**What is being asked**
Write out all of the data exactly as it appears.

Extracted data entries
+ + + + +

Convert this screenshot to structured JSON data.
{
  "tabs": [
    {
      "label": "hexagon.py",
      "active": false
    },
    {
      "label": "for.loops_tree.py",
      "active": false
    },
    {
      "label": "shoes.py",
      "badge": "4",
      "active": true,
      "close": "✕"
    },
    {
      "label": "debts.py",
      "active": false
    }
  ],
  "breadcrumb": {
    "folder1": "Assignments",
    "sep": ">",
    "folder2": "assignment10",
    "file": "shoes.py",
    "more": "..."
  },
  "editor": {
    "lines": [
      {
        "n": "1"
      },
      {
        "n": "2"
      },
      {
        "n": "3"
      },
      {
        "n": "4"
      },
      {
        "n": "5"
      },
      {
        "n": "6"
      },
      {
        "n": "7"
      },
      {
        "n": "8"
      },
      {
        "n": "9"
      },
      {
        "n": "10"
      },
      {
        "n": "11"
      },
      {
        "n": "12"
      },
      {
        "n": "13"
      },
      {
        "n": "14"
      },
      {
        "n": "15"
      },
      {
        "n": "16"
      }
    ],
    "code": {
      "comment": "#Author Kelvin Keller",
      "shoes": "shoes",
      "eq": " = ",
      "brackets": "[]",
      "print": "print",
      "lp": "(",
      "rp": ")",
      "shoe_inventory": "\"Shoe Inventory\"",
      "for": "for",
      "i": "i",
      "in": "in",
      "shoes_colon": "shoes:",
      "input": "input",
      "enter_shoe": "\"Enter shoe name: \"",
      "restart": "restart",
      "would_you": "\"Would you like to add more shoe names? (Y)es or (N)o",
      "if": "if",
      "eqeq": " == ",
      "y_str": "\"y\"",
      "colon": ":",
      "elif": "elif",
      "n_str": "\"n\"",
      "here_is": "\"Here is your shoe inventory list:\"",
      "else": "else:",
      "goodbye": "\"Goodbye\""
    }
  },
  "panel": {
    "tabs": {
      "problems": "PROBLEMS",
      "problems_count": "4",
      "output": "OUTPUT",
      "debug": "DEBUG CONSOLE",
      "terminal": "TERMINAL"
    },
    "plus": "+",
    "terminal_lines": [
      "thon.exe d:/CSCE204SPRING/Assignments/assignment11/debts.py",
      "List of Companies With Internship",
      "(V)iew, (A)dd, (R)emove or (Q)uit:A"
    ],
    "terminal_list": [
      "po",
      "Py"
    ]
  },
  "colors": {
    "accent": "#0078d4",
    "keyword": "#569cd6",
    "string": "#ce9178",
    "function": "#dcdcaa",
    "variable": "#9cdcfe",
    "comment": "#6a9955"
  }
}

+ + + + +

**Complete output**
Convert this screenshot to structured JSON data.
{
  "tabs": [
    {
      "label": "hexagon.py",
      "active": false
    },
    {
      "label": "for.loops_tree.py",
      "active": false
    },
    {
      "label": "shoes.py",
      "badge": "4",
      "active": true,
      "close": "✕"
    },
    {
      "label": "debts.py",
      "active": false
    }
  ],
  "breadcrumb": {
    "folder1": "Assignments",
    "sep": ">",
    "folder2": "assignment10",
    "file": "shoes.py",
    "more": "..."
  },
  "editor": {
    "lines": [
      {
        "n": "1"
      },
      {
        "n": "2"
      },
      {
        "n": "3"
      },
      {
        "n": "4"
      },
      {
        "n": "5"
      },
      {
        "n": "6"
      },
      {
        "n": "7"
      },
      {
        "n": "8"
      },
      {
        "n": "9"
      },
      {
        "n": "10"
      },
      {
        "n": "11"
      },
      {
        "n": "12"
      },
      {
        "n": "13"
      },
      {
        "n": "14"
      },
      {
        "n": "15"
      },
      {
        "n": "16"
      }
    ],
    "code": {
      "comment": "#Author Kelvin Keller",
      "shoes": "shoes",
      "eq": " = ",
      "brackets": "[]",
      "print": "print",
      "lp": "(",
      "rp": ")",
      "shoe_inventory": "\"Shoe Inventory\"",
      "for": "for",
      "i": "i",
      "in": "in",
      "shoes_colon": "shoes:",
      "input": "input",
      "enter_shoe": "\"Enter shoe name: \"",
      "restart": "restart",
      "would_you": "\"Would you like to add more shoe names? (Y)es or (N)o",
      "if": "if",
      "eqeq": " == ",
      "y_str": "\"y\"",
      "colon": ":",
      "elif": "elif",
      "n_str": "\"n\"",
      "here_is": "\"Here is your shoe inventory list:\"",
      "else": "else:",
      "goodbye": "\"Goodbye\""
    }
  },
  "panel": {
    "tabs": {
      "problems": "PROBLEMS",
      "problems_count": "4",
      "output": "OUTPUT",
      "debug": "DEBUG CONSOLE",
      "terminal": "TERMINAL"
    },
    "plus": "+",
    "terminal_lines": [
      "thon.exe d:/CSCE204SPRING/Assignments/assignment11/debts.py",
      "List of Companies With Internship",
      "(V)iew, (A)dd, (R)emove or (Q)uit:A"
    ],
    "terminal_list": [
      "po",
      "Py"
    ]
  },
  "colors": {
    "accent": "#0078d4",
    "keyword": "#569cd6",
    "string": "#ce9178",
    "function": "#dcdcaa",
    "variable": "#9cdcfe",
    "comment": "#6a9955"
  }
}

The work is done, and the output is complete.